Element and region data

____________

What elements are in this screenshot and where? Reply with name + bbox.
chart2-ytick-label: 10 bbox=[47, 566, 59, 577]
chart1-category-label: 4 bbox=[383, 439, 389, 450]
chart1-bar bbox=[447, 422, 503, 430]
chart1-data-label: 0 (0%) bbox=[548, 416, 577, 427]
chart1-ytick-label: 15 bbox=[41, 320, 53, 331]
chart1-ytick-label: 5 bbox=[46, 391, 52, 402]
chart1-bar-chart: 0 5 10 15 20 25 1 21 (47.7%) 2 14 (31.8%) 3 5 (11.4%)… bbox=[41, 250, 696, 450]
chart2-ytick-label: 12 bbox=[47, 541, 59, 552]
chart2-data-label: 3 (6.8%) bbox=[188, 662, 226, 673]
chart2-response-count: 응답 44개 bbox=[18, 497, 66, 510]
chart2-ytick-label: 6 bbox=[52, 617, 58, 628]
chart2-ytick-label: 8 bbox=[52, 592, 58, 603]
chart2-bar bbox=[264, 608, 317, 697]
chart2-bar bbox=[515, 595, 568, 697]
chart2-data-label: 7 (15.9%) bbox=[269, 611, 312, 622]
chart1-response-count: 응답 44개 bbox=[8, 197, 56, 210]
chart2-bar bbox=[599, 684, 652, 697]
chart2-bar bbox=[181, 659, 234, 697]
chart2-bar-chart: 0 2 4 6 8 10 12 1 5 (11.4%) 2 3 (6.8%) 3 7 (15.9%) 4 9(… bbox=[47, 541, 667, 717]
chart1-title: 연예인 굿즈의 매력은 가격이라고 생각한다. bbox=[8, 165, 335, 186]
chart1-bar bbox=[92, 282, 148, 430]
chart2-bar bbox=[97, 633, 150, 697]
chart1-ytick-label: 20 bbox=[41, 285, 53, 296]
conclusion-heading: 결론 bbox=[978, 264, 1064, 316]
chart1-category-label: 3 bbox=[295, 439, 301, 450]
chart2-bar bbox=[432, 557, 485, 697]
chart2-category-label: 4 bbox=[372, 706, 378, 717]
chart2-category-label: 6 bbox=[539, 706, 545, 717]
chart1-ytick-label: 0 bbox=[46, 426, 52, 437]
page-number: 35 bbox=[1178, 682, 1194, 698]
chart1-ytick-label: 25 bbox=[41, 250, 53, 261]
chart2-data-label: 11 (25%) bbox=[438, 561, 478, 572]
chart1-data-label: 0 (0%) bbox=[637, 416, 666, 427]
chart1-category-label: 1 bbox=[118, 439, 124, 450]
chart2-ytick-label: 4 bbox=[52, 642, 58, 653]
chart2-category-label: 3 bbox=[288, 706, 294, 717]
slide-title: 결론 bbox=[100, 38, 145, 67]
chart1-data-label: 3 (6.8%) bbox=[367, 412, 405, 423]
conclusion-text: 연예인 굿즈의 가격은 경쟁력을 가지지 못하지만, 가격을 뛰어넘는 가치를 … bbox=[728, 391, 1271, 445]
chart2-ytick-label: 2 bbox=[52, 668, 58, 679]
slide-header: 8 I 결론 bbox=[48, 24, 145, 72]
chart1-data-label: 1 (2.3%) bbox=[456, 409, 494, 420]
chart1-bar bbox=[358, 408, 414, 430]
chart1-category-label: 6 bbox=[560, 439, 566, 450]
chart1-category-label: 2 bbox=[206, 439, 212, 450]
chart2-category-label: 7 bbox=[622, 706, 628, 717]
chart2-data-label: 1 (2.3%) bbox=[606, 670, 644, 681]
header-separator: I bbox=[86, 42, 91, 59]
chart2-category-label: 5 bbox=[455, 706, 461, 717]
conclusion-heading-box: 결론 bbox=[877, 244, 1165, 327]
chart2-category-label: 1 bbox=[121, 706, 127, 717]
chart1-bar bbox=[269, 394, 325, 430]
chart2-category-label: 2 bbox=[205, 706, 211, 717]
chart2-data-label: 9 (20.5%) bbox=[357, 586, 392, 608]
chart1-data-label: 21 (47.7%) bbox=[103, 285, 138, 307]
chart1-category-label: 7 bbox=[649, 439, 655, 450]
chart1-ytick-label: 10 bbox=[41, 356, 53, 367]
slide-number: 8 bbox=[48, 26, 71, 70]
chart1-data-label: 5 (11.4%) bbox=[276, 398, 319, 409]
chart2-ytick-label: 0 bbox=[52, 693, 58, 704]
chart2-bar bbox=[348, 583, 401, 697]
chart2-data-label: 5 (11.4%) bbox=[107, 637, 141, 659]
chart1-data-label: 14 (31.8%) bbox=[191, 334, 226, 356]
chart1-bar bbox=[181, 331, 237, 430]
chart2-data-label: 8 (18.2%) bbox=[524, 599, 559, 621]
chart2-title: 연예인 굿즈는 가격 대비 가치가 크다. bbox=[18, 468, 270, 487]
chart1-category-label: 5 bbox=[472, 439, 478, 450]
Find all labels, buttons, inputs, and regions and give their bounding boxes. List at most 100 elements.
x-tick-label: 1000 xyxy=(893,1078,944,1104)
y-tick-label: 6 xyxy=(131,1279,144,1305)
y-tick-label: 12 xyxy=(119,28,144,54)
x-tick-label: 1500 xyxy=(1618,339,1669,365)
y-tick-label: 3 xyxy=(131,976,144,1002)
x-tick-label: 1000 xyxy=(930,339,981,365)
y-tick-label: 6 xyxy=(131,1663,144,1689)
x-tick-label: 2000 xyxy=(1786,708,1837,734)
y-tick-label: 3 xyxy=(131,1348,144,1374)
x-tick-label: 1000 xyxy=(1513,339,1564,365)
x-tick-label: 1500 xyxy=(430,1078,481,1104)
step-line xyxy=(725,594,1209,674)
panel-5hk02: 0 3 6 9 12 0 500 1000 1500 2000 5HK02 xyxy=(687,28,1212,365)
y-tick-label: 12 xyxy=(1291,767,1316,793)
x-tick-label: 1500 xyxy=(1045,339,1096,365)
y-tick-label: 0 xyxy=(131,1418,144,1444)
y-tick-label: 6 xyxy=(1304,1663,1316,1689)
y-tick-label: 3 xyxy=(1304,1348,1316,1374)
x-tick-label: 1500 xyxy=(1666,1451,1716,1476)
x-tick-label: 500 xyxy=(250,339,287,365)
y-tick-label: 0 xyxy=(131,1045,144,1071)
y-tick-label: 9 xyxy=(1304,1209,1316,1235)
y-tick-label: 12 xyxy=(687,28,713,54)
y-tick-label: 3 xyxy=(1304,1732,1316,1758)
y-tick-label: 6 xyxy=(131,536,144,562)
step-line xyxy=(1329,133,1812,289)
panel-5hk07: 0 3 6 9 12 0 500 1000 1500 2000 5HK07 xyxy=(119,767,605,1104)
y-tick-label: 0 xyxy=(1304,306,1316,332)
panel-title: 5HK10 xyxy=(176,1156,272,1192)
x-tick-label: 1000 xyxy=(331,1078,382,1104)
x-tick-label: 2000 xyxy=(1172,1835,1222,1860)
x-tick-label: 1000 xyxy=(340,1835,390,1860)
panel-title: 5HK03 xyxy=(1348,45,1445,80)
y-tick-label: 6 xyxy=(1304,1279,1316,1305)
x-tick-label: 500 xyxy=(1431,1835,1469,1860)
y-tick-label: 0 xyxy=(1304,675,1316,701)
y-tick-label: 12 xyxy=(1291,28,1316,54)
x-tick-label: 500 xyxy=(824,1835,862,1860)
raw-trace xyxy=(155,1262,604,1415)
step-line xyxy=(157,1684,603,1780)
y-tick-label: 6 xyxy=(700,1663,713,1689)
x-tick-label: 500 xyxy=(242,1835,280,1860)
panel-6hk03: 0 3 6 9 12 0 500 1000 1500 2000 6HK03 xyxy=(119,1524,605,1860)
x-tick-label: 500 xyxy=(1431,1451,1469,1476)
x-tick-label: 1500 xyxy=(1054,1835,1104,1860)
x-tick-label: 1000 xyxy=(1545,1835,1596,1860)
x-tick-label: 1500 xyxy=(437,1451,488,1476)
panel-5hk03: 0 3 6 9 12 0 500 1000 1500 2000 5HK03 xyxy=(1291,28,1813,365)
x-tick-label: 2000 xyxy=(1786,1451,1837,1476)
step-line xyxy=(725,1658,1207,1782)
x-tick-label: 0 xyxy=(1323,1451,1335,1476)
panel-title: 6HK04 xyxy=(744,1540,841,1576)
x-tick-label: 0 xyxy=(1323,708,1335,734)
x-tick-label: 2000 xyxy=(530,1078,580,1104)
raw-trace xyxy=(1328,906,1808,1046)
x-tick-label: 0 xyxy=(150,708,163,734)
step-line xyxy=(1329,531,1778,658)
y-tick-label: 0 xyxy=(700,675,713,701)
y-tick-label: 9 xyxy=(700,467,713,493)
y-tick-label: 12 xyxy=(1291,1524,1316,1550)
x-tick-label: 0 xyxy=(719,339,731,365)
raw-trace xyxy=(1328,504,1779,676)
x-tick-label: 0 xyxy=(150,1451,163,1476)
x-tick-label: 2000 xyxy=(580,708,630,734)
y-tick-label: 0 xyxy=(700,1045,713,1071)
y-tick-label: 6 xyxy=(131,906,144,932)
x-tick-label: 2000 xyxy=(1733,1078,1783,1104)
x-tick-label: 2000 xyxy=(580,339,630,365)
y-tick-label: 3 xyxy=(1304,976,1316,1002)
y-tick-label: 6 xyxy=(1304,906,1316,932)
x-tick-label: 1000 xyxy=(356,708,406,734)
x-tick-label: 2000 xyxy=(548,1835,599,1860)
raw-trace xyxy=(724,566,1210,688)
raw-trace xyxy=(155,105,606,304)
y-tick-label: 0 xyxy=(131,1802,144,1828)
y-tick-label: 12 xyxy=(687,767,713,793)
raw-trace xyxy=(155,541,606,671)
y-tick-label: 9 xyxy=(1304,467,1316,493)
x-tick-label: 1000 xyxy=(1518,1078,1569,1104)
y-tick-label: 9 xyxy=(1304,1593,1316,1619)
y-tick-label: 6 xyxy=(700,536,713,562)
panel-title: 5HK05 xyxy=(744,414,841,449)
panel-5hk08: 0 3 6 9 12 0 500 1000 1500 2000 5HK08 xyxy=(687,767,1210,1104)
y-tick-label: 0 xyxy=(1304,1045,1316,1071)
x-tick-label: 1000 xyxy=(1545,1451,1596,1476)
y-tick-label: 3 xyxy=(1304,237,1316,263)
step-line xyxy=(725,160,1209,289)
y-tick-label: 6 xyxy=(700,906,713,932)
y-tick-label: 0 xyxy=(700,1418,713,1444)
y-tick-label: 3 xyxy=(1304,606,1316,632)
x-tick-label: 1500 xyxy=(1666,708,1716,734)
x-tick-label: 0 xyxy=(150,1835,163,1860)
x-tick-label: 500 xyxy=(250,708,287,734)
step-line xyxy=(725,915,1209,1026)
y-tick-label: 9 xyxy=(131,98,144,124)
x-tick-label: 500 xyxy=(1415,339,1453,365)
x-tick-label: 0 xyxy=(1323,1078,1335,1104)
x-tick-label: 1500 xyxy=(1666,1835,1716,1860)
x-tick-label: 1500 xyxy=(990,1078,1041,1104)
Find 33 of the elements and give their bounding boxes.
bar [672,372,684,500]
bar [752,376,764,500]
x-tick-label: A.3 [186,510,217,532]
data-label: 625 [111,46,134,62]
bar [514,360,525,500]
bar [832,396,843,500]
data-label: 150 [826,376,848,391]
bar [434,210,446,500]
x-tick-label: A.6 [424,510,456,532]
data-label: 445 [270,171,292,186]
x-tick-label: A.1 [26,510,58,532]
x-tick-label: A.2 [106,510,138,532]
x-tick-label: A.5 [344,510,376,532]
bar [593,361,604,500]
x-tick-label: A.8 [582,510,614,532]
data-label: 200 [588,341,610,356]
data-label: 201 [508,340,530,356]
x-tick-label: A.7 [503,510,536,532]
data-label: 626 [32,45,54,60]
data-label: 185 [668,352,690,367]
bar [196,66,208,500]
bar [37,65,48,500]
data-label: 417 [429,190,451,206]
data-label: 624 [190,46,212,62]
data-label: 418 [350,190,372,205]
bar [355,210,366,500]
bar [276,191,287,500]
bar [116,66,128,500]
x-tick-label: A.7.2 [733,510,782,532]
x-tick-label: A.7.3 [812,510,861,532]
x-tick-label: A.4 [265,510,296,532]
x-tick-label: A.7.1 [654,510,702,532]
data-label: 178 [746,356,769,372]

____________

Problem description —
Print the data exactly, from its first line through the line containing "chart1-data-label: 1 (2.3%)", including both ends.

The reply —
What elements are in this screenshot and where? Reply with name + bbox.
chart2-ytick-label: 10 bbox=[47, 566, 59, 577]
chart1-category-label: 4 bbox=[383, 439, 389, 450]
chart1-bar bbox=[447, 422, 503, 430]
chart1-data-label: 0 (0%) bbox=[548, 416, 577, 427]
chart1-ytick-label: 15 bbox=[41, 320, 53, 331]
chart1-ytick-label: 5 bbox=[46, 391, 52, 402]
chart1-bar-chart: 0 5 10 15 20 25 1 21 (47.7%) 2 14 (31.8%) 3 5 (11.4%)… bbox=[41, 250, 696, 450]
chart2-ytick-label: 12 bbox=[47, 541, 59, 552]
chart2-data-label: 3 (6.8%) bbox=[188, 662, 226, 673]
chart2-response-count: 응답 44개 bbox=[18, 497, 66, 510]
chart2-ytick-label: 6 bbox=[52, 617, 58, 628]
chart2-ytick-label: 8 bbox=[52, 592, 58, 603]
chart2-bar bbox=[264, 608, 317, 697]
chart2-bar bbox=[515, 595, 568, 697]
chart2-data-label: 7 (15.9%) bbox=[269, 611, 312, 622]
chart1-response-count: 응답 44개 bbox=[8, 197, 56, 210]
chart2-bar bbox=[599, 684, 652, 697]
chart2-bar bbox=[181, 659, 234, 697]
chart2-bar-chart: 0 2 4 6 8 10 12 1 5 (11.4%) 2 3 (6.8%) 3 7 (15.9%) 4 9(… bbox=[47, 541, 667, 717]
chart1-title: 연예인 굿즈의 매력은 가격이라고 생각한다. bbox=[8, 165, 335, 186]
chart1-bar bbox=[92, 282, 148, 430]
chart2-bar bbox=[97, 633, 150, 697]
chart1-ytick-label: 20 bbox=[41, 285, 53, 296]
conclusion-heading: 결론 bbox=[978, 264, 1064, 316]
chart1-category-label: 3 bbox=[295, 439, 301, 450]
chart2-bar bbox=[432, 557, 485, 697]
chart2-category-label: 4 bbox=[372, 706, 378, 717]
chart2-category-label: 6 bbox=[539, 706, 545, 717]
chart1-ytick-label: 0 bbox=[46, 426, 52, 437]
page-number: 35 bbox=[1178, 682, 1194, 698]
chart1-ytick-label: 25 bbox=[41, 250, 53, 261]
chart2-data-label: 11 (25%) bbox=[438, 561, 478, 572]
chart1-data-label: 0 (0%) bbox=[637, 416, 666, 427]
chart1-category-label: 1 bbox=[118, 439, 124, 450]
chart2-ytick-label: 4 bbox=[52, 642, 58, 653]
chart2-category-label: 3 bbox=[288, 706, 294, 717]
slide-title: 결론 bbox=[100, 38, 145, 67]
chart1-data-label: 3 (6.8%) bbox=[367, 412, 405, 423]
conclusion-text: 연예인 굿즈의 가격은 경쟁력을 가지지 못하지만, 가격을 뛰어넘는 가치를 … bbox=[728, 391, 1271, 445]
chart2-ytick-label: 2 bbox=[52, 668, 58, 679]
slide-header: 8 I 결론 bbox=[48, 24, 145, 72]
chart1-data-label: 1 (2.3%) bbox=[456, 409, 494, 420]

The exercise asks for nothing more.